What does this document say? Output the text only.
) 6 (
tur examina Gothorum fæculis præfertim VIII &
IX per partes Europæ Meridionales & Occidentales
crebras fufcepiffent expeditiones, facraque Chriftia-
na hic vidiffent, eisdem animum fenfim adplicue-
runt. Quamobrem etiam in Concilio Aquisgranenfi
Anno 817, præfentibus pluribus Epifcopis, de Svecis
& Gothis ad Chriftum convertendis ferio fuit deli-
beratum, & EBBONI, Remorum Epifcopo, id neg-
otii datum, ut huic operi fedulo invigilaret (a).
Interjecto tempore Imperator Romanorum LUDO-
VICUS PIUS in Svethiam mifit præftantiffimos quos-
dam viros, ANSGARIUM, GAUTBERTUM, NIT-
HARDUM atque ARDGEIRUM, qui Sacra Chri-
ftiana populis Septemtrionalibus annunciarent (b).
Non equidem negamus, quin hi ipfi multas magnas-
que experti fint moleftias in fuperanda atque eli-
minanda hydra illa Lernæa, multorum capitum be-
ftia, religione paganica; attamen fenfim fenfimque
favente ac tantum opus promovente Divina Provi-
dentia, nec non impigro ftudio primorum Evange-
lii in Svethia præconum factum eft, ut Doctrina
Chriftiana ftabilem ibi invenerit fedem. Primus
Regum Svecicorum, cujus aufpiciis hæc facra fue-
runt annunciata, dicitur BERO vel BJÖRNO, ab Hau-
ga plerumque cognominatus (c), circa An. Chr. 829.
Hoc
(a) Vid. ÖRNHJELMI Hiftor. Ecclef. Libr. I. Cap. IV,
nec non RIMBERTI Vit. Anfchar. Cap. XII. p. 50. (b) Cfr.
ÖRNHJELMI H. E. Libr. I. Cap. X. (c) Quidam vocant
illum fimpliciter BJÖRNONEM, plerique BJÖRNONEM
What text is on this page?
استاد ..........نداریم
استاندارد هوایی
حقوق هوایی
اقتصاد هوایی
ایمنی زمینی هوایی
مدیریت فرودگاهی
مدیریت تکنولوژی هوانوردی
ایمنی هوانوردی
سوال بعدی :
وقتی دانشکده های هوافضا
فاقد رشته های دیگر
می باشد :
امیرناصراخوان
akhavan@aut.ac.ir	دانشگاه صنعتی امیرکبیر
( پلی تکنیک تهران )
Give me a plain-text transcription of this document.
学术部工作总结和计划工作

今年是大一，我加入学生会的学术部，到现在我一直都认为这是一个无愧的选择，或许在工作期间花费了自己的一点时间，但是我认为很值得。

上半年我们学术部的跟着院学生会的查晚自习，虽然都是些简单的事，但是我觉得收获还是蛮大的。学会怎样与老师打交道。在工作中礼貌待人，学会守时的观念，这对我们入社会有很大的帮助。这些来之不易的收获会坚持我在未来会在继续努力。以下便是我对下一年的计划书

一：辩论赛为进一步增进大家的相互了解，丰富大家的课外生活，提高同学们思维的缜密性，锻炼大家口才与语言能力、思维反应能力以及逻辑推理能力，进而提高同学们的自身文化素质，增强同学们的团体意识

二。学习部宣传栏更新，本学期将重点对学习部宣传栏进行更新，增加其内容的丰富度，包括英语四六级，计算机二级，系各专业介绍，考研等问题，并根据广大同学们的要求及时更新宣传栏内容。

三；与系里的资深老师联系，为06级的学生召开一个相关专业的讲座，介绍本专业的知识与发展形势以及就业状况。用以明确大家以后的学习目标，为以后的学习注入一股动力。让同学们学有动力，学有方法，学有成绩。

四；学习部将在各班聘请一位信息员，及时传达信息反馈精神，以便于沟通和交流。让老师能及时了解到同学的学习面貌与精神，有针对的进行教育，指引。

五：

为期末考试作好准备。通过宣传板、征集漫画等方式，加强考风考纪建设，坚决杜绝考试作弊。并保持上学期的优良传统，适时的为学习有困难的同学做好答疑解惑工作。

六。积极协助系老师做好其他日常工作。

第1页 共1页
○ ○ ○
Task prompt → Give the entries again in full, exactly as they are written.

Solution for this exercise →
What does this document say? Output the text only.
) 6 (
tur examina Gothorum fæculis præfertim VIII &
IX per partes Europæ Meridionales & Occidentales
crebras fufcepiffent expeditiones, facraque Chriftia-
na hic vidiffent, eisdem animum fenfim adplicue-
runt. Quamobrem etiam in Concilio Aquisgranenfi
Anno 817, præfentibus pluribus Epifcopis, de Svecis
& Gothis ad Chriftum convertendis ferio fuit deli-
beratum, & EBBONI, Remorum Epifcopo, id neg-
otii datum, ut huic operi fedulo invigilaret (a).
Interjecto tempore Imperator Romanorum LUDO-
VICUS PIUS in Svethiam mifit præftantiffimos quos-
dam viros, ANSGARIUM, GAUTBERTUM, NIT-
HARDUM atque ARDGEIRUM, qui Sacra Chri-
ftiana populis Septemtrionalibus annunciarent (b).
Non equidem negamus, quin hi ipfi multas magnas-
que experti fint moleftias in fuperanda atque eli-
minanda hydra illa Lernæa, multorum capitum be-
ftia, religione paganica; attamen fenfim fenfimque
favente ac tantum opus promovente Divina Provi-
dentia, nec non impigro ftudio primorum Evange-
lii in Svethia præconum factum eft, ut Doctrina
Chriftiana ftabilem ibi invenerit fedem. Primus
Regum Svecicorum, cujus aufpiciis hæc facra fue-
runt annunciata, dicitur BERO vel BJÖRNO, ab Hau-
ga plerumque cognominatus (c), circa An. Chr. 829.
Hoc
(a) Vid. ÖRNHJELMI Hiftor. Ecclef. Libr. I. Cap. IV,
nec non RIMBERTI Vit. Anfchar. Cap. XII. p. 50. (b) Cfr.
ÖRNHJELMI H. E. Libr. I. Cap. X. (c) Quidam vocant
illum fimpliciter BJÖRNONEM, plerique BJÖRNONEM
What text is on this page?
استاد ..........نداریم
استاندارد هوایی
حقوق هوایی
اقتصاد هوایی
ایمنی زمینی هوایی
مدیریت فرودگاهی
مدیریت تکنولوژی هوانوردی
ایمنی هوانوردی
سوال بعدی :
وقتی دانشکده های هوافضا
فاقد رشته های دیگر
می باشد :
امیرناصراخوان
akhavan@aut.ac.ir	دانشگاه صنعتی امیرکبیر
( پلی تکنیک تهران )
Give me a plain-text transcription of this document.
学术部工作总结和计划工作

今年是大一，我加入学生会的学术部，到现在我一直都认为这是一个无愧的选择，或许在工作期间花费了自己的一点时间，但是我认为很值得。

上半年我们学术部的跟着院学生会的查晚自习，虽然都是些简单的事，但是我觉得收获还是蛮大的。学会怎样与老师打交道。在工作中礼貌待人，学会守时的观念，这对我们入社会有很大的帮助。这些来之不易的收获会坚持我在未来会在继续努力。以下便是我对下一年的计划书

一：辩论赛为进一步增进大家的相互了解，丰富大家的课外生活，提高同学们思维的缜密性，锻炼大家口才与语言能力、思维反应能力以及逻辑推理能力，进而提高同学们的自身文化素质，增强同学们的团体意识

二。学习部宣传栏更新，本学期将重点对学习部宣传栏进行更新，增加其内容的丰富度，包括英语四六级，计算机二级，系各专业介绍，考研等问题，并根据广大同学们的要求及时更新宣传栏内容。

三；与系里的资深老师联系，为06级的学生召开一个相关专业的讲座，介绍本专业的知识与发展形势以及就业状况。用以明确大家以后的学习目标，为以后的学习注入一股动力。让同学们学有动力，学有方法，学有成绩。

四；学习部将在各班聘请一位信息员，及时传达信息反馈精神，以便于沟通和交流。让老师能及时了解到同学的学习面貌与精神，有针对的进行教育，指引。

五：

为期末考试作好准备。通过宣传板、征集漫画等方式，加强考风考纪建设，坚决杜绝考试作弊。并保持上学期的优良传统，适时的为学习有困难的同学做好答疑解惑工作。

六。积极协助系老师做好其他日常工作。

第1页 共1页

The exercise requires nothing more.